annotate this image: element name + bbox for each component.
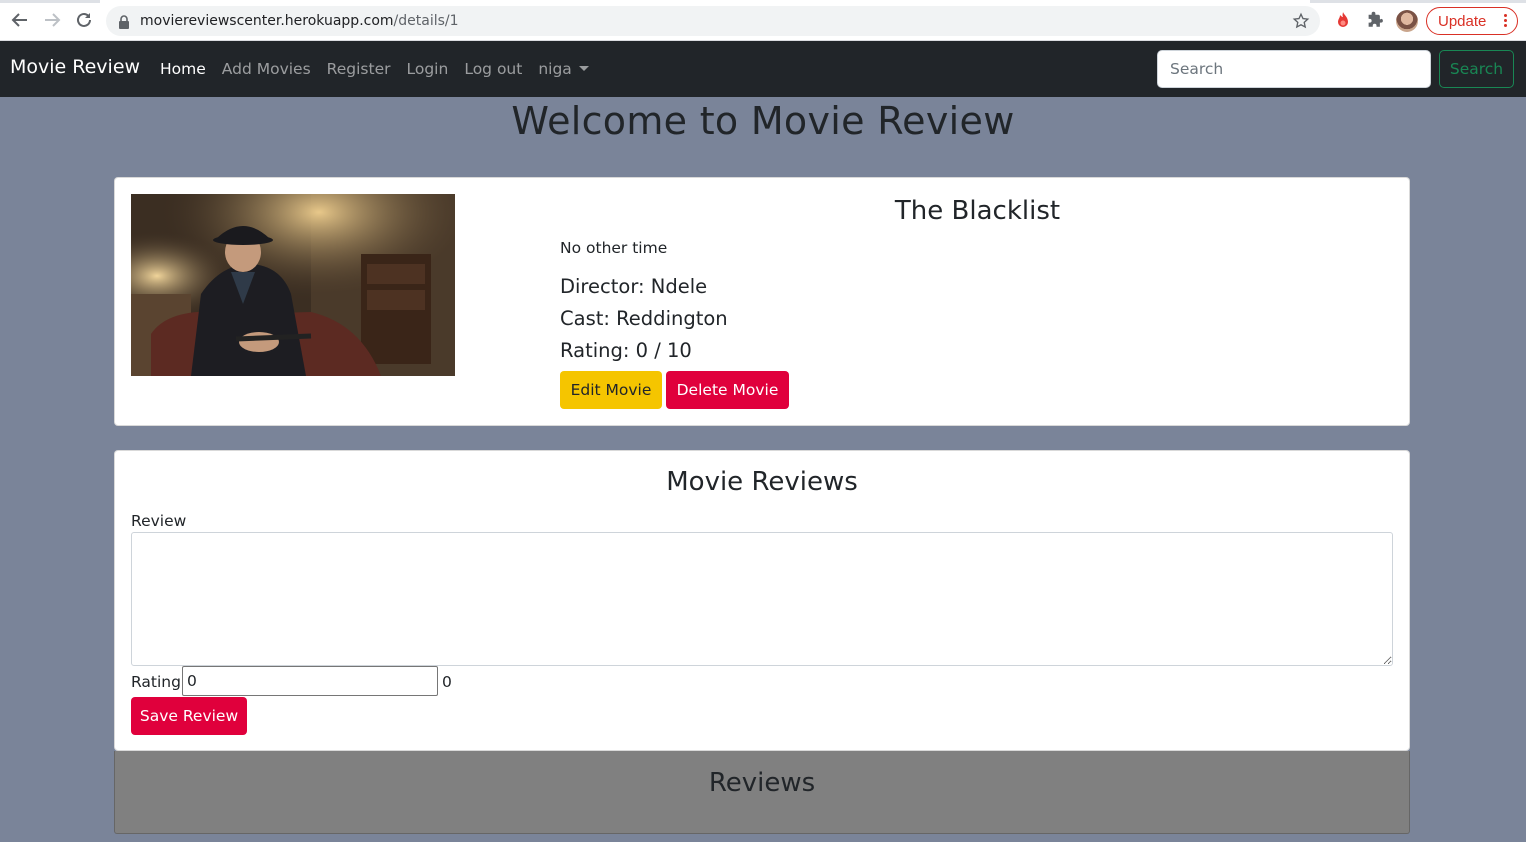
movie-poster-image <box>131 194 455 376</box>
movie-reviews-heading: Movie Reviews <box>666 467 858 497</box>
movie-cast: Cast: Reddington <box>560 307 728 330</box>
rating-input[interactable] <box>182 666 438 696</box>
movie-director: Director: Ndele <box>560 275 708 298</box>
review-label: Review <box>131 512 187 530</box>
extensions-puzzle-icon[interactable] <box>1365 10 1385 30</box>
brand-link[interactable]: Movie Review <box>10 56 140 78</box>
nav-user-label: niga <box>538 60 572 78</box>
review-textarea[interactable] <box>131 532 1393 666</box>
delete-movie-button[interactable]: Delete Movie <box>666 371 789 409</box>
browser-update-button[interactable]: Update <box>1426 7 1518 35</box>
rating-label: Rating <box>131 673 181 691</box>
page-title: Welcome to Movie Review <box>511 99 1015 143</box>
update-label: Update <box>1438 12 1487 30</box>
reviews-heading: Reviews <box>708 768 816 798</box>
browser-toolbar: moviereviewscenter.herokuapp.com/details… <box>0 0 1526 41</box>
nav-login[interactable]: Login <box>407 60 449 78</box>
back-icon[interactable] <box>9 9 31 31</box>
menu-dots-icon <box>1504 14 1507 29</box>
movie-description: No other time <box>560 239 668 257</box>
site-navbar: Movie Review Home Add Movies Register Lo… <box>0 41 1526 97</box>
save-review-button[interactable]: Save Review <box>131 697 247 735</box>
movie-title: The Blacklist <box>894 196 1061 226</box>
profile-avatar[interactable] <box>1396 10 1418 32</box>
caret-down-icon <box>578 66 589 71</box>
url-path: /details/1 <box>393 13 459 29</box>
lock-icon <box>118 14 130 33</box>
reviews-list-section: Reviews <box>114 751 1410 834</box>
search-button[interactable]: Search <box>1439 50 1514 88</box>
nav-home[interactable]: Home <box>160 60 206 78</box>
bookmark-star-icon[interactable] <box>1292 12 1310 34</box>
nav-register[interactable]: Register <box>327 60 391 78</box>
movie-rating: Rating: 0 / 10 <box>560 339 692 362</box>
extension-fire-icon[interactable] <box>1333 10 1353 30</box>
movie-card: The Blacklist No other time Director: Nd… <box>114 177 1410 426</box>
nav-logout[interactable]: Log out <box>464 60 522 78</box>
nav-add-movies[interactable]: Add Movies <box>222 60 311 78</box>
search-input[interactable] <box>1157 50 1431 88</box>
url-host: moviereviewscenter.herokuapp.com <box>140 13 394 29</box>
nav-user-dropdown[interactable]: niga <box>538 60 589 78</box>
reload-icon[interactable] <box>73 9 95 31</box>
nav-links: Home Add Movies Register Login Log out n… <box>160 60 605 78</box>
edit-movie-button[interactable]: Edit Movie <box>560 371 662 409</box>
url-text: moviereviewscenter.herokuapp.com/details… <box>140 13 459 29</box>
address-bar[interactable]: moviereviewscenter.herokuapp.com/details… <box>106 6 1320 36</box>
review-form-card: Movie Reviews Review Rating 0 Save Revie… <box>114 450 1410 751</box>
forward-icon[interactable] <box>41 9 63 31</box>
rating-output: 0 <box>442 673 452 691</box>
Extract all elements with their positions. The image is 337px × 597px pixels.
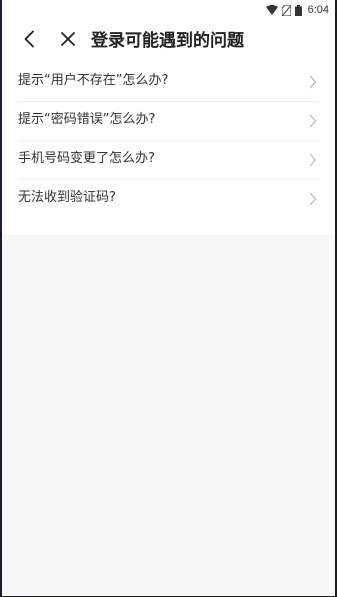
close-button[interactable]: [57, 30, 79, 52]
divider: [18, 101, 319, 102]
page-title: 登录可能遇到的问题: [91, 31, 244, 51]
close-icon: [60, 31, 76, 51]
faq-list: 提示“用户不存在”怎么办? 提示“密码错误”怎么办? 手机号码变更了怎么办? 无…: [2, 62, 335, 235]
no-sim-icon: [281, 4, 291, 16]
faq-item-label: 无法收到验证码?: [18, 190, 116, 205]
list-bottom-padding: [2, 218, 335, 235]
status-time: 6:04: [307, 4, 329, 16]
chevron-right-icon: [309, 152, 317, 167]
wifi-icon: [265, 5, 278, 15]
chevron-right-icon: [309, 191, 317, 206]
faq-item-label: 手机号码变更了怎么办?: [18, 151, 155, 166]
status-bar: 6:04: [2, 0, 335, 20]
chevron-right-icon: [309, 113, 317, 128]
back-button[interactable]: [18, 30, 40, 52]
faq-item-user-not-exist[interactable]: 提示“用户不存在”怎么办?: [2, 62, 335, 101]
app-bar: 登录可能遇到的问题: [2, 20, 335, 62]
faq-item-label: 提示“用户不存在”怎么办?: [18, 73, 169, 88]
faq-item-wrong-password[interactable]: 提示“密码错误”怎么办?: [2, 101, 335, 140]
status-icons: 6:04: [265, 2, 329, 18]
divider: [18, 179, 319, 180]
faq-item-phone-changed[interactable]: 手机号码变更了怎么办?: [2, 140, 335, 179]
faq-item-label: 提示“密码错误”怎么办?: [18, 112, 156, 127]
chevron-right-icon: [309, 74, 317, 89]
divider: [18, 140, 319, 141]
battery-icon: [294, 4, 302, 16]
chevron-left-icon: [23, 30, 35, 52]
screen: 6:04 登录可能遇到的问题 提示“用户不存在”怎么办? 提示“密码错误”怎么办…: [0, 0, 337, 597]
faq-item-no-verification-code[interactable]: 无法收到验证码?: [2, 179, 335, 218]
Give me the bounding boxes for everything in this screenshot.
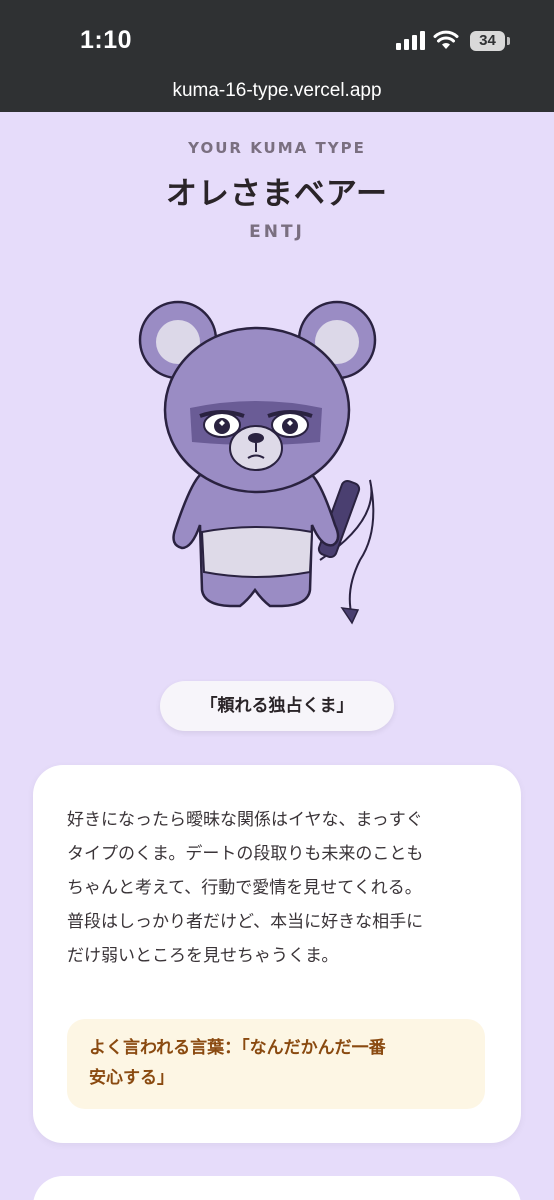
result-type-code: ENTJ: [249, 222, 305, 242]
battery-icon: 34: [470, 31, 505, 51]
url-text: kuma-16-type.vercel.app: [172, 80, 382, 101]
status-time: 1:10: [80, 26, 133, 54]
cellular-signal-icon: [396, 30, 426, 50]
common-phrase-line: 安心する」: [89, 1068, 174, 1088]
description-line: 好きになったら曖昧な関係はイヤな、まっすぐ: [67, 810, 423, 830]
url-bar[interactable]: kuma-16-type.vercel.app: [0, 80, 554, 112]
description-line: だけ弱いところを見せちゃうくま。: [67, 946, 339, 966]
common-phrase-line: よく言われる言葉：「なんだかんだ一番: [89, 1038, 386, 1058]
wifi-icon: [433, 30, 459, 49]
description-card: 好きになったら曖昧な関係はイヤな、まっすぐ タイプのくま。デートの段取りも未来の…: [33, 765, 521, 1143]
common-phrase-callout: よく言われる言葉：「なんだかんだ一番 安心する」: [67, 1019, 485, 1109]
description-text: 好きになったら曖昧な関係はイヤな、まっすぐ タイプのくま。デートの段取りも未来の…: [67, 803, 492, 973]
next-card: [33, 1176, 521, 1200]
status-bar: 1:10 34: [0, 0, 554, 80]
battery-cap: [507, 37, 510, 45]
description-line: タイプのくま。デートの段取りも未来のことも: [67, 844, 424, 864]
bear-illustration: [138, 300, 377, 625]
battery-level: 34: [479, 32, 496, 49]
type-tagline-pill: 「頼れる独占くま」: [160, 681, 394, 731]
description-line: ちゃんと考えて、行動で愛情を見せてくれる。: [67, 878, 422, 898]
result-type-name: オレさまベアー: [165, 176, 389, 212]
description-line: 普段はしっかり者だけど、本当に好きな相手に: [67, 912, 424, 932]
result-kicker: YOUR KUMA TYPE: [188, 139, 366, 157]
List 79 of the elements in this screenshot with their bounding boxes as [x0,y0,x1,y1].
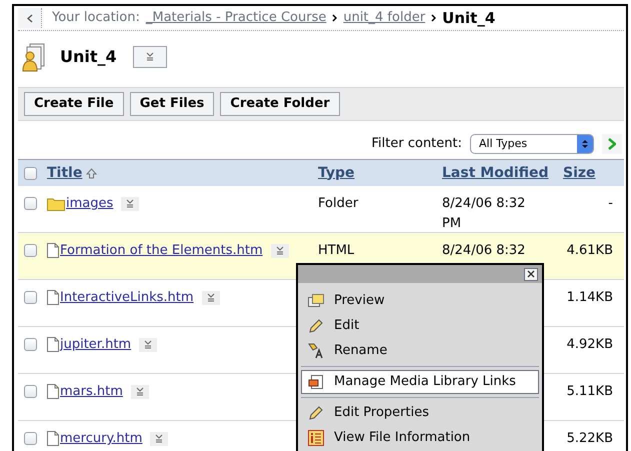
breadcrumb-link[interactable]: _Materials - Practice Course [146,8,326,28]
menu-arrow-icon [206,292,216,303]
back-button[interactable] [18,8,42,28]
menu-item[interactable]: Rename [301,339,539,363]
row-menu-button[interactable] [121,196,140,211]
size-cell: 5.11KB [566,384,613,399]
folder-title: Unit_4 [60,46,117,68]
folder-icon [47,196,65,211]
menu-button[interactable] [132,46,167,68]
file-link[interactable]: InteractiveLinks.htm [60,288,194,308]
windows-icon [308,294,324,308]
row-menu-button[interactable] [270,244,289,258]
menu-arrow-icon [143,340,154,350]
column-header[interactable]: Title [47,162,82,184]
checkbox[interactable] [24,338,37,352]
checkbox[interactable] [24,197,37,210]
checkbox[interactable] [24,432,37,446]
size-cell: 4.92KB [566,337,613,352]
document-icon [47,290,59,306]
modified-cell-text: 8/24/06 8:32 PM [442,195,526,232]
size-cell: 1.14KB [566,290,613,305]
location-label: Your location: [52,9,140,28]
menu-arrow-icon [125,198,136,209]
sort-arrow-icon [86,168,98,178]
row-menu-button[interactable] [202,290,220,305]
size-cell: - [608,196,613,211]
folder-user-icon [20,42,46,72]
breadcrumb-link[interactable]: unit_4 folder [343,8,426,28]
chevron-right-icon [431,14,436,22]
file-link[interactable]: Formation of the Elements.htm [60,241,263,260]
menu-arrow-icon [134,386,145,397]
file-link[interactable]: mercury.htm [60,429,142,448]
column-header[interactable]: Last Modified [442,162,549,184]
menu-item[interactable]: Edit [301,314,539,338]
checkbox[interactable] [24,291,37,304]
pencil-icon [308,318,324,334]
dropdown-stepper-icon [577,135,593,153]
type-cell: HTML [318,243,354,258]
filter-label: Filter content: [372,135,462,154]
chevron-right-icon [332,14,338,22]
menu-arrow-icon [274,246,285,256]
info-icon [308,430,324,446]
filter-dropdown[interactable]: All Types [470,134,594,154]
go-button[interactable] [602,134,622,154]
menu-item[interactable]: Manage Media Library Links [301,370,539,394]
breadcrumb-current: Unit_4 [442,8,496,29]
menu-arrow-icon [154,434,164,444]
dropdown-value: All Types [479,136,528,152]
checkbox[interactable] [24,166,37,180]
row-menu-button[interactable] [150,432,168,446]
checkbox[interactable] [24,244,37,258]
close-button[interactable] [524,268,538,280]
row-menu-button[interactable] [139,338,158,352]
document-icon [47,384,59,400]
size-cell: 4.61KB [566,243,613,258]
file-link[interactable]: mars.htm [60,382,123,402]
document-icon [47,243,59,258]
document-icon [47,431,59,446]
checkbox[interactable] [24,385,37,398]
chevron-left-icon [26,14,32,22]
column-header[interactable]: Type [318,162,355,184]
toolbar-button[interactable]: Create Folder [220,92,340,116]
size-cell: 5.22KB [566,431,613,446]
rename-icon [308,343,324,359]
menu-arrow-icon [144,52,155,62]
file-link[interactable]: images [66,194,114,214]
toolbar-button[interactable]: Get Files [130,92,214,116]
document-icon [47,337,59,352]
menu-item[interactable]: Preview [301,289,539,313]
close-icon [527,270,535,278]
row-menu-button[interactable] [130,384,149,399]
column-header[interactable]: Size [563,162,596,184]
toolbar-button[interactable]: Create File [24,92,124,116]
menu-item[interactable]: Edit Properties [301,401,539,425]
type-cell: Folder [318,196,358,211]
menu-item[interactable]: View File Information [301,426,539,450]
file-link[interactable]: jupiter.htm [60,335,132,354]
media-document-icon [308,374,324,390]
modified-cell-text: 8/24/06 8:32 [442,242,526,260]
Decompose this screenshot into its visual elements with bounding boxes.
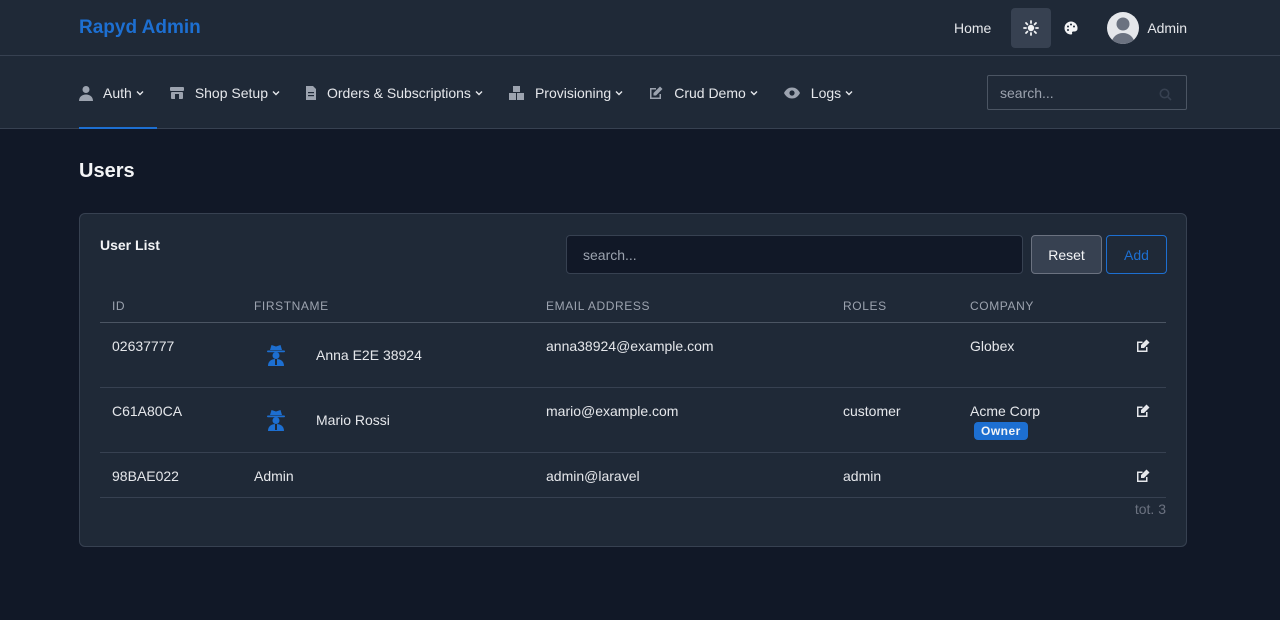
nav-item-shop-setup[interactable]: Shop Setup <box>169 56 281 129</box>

+++++

§ Work to do: Edit the data starting with the line that contains "movie-poster-image <box>131 194 455 376</box>" and going on through the line that contains "lock-icon <box>118 14 130 33</box>", replacing "Reddington" with "Keen" and leaving everything else unchanged; give back only those lines.

§ The response:
movie-poster-image <box>131 194 455 376</box>
movie-reviews-heading: Movie Reviews <box>666 467 858 497</box>
movie-cast: Cast: Keen <box>560 307 728 330</box>
rating-input[interactable] <box>182 666 438 696</box>
movie-director: Director: Ndele <box>560 275 708 298</box>
review-label: Review <box>131 512 187 530</box>
extensions-puzzle-icon[interactable] <box>1365 10 1385 30</box>
brand-link[interactable]: Movie Review <box>10 56 140 78</box>
nav-user-label: niga <box>538 60 572 78</box>
review-textarea[interactable] <box>131 532 1393 666</box>
delete-movie-button[interactable]: Delete Movie <box>666 371 789 409</box>
browser-update-button[interactable]: Update <box>1426 7 1518 35</box>
rating-label: Rating <box>131 673 181 691</box>
page-title: Welcome to Movie Review <box>511 99 1015 143</box>
update-label: Update <box>1438 12 1487 30</box>
reviews-heading: Reviews <box>708 768 816 798</box>
browser-toolbar: moviereviewscenter.herokuapp.com/details… <box>0 0 1526 41</box>
nav-login[interactable]: Login <box>407 60 449 78</box>
back-icon[interactable] <box>9 9 31 31</box>
menu-dots-icon <box>1504 14 1507 29</box>
movie-description: No other time <box>560 239 668 257</box>
site-navbar: Movie Review Home Add Movies Register Lo… <box>0 41 1526 97</box>
save-review-button[interactable]: Save Review <box>131 697 247 735</box>
movie-title: The Blacklist <box>894 196 1061 226</box>
profile-avatar[interactable] <box>1396 10 1418 32</box>
caret-down-icon <box>578 66 589 71</box>
url-path: /details/1 <box>393 13 459 29</box>
lock-icon <box>118 14 130 33</box>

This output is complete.